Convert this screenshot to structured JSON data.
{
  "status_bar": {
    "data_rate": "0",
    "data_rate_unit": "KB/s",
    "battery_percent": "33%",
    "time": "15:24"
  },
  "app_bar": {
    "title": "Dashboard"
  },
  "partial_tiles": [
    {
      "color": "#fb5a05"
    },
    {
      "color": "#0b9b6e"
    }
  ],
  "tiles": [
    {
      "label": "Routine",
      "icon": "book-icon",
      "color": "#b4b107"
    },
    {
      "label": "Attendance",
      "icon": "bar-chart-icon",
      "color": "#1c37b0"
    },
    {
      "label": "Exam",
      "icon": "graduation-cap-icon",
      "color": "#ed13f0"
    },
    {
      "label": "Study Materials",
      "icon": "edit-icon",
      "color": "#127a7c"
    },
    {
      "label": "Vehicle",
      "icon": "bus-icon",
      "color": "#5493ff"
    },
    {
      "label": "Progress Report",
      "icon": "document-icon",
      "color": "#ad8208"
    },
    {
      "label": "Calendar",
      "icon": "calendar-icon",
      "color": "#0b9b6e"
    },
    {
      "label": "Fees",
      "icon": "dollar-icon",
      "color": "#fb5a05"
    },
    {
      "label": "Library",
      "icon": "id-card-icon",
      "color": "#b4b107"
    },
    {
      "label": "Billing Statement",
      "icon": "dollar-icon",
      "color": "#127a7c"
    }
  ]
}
################
Restate each record exactly as written.

Convert this screenshot to structured JSON data.
{
  "status_bar": {
    "data_rate": "0",
    "data_rate_unit": "KB/s",
    "battery_percent": "33%",
    "time": "15:24"
  },
  "app_bar": {
    "title": "Dashboard"
  },
  "partial_tiles": [
    {
      "color": "#fb5a05"
    },
    {
      "color": "#0b9b6e"
    }
  ],
  "tiles": [
    {
      "label": "Routine",
      "icon": "book-icon",
      "color": "#b4b107"
    },
    {
      "label": "Attendance",
      "icon": "bar-chart-icon",
      "color": "#1c37b0"
    },
    {
      "label": "Exam",
      "icon": "graduation-cap-icon",
      "color": "#ed13f0"
    },
    {
      "label": "Study Materials",
      "icon": "edit-icon",
      "color": "#127a7c"
    },
    {
      "label": "Vehicle",
      "icon": "bus-icon",
      "color": "#5493ff"
    },
    {
      "label": "Progress Report",
      "icon": "document-icon",
      "color": "#ad8208"
    },
    {
      "label": "Calendar",
      "icon": "calendar-icon",
      "color": "#0b9b6e"
    },
    {
      "label": "Fees",
      "icon": "dollar-icon",
      "color": "#fb5a05"
    },
    {
      "label": "Library",
      "icon": "id-card-icon",
      "color": "#b4b107"
    },
    {
      "label": "Billing Statement",
      "icon": "dollar-icon",
      "color": "#127a7c"
    }
  ]
}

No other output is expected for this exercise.